#### [Task to carry out]
Return the records, each one exactly as written.

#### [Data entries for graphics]
= = = = = = =

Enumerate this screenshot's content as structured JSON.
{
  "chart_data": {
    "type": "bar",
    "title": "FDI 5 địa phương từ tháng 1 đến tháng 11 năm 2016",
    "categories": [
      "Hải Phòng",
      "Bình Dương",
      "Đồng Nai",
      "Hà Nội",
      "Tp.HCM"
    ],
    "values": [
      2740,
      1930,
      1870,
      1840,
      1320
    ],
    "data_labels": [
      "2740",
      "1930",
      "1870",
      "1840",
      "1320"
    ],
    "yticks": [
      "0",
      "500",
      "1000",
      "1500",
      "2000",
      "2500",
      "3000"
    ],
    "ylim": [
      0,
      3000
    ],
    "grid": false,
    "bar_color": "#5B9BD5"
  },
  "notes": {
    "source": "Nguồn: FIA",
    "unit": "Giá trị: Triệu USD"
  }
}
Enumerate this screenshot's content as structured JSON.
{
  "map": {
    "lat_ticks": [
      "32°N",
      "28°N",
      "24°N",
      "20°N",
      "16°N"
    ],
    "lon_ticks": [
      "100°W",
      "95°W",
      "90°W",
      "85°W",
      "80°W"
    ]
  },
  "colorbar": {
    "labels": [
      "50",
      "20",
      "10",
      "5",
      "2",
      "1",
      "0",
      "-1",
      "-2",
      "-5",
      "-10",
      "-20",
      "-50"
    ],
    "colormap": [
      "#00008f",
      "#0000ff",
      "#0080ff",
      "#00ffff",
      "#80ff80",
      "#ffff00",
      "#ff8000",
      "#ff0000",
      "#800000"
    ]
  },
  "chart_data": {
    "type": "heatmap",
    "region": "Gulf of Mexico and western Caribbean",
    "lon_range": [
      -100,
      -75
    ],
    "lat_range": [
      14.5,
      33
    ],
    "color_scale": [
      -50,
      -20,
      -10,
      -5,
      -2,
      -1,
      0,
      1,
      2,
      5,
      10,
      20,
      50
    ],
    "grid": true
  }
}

= = = = = = =

#### [Result of this exercise]
Enumerate this screenshot's content as structured JSON.
{
  "chart_data": {
    "type": "bar",
    "title": "FDI 5 địa phương từ tháng 1 đến tháng 11 năm 2016",
    "categories": [
      "Hải Phòng",
      "Bình Dương",
      "Đồng Nai",
      "Hà Nội",
      "Tp.HCM"
    ],
    "values": [
      2740,
      1930,
      1870,
      1840,
      1320
    ],
    "data_labels": [
      "2740",
      "1930",
      "1870",
      "1840",
      "1320"
    ],
    "yticks": [
      "0",
      "500",
      "1000",
      "1500",
      "2000",
      "2500",
      "3000"
    ],
    "ylim": [
      0,
      3000
    ],
    "grid": false,
    "bar_color": "#5B9BD5"
  },
  "notes": {
    "source": "Nguồn: FIA",
    "unit": "Giá trị: Triệu USD"
  }
}
Enumerate this screenshot's content as structured JSON.
{
  "map": {
    "lat_ticks": [
      "32°N",
      "28°N",
      "24°N",
      "20°N",
      "16°N"
    ],
    "lon_ticks": [
      "100°W",
      "95°W",
      "90°W",
      "85°W",
      "80°W"
    ]
  },
  "colorbar": {
    "labels": [
      "50",
      "20",
      "10",
      "5",
      "2",
      "1",
      "0",
      "-1",
      "-2",
      "-5",
      "-10",
      "-20",
      "-50"
    ],
    "colormap": [
      "#00008f",
      "#0000ff",
      "#0080ff",
      "#00ffff",
      "#80ff80",
      "#ffff00",
      "#ff8000",
      "#ff0000",
      "#800000"
    ]
  },
  "chart_data": {
    "type": "heatmap",
    "region": "Gulf of Mexico and western Caribbean",
    "lon_range": [
      -100,
      -75
    ],
    "lat_range": [
      14.5,
      33
    ],
    "color_scale": [
      -50,
      -20,
      -10,
      -5,
      -2,
      -1,
      0,
      1,
      2,
      5,
      10,
      20,
      50
    ],
    "grid": true
  }
}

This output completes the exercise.